For each line that holds "uusien", copy the line out.

Dataset entries:
****************

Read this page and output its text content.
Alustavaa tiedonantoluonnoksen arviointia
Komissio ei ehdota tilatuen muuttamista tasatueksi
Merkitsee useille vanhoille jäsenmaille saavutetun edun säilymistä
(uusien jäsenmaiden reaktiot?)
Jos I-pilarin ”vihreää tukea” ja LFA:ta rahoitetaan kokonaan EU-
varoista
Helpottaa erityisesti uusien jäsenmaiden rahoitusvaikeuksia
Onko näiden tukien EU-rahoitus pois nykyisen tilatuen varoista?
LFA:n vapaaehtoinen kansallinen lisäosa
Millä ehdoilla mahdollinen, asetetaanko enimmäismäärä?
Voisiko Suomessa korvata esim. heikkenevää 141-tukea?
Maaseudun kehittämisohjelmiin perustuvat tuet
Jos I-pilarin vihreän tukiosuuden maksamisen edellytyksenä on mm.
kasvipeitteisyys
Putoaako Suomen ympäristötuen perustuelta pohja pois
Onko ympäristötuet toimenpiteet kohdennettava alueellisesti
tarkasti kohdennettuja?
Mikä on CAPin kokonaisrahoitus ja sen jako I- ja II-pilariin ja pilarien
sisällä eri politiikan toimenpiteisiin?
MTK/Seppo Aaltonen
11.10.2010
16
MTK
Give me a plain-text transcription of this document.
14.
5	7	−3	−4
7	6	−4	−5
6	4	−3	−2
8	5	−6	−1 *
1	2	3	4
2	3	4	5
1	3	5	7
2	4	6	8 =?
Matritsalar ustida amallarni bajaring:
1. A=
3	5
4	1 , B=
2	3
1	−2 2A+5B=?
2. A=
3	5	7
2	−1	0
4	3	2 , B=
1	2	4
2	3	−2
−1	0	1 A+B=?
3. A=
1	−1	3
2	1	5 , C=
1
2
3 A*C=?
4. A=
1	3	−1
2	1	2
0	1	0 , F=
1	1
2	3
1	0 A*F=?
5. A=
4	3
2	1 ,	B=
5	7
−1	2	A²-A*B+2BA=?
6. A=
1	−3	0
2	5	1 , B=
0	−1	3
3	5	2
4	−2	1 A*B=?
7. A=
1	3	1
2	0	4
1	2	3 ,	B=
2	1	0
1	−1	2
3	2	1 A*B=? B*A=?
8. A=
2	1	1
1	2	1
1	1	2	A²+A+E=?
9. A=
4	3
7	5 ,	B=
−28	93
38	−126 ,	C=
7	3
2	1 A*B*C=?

****************

EXERCISE OUTPUT:
(uusien jäsenmaiden reaktiot?)
Helpottaa erityisesti uusien jäsenmaiden rahoitusvaikeuksia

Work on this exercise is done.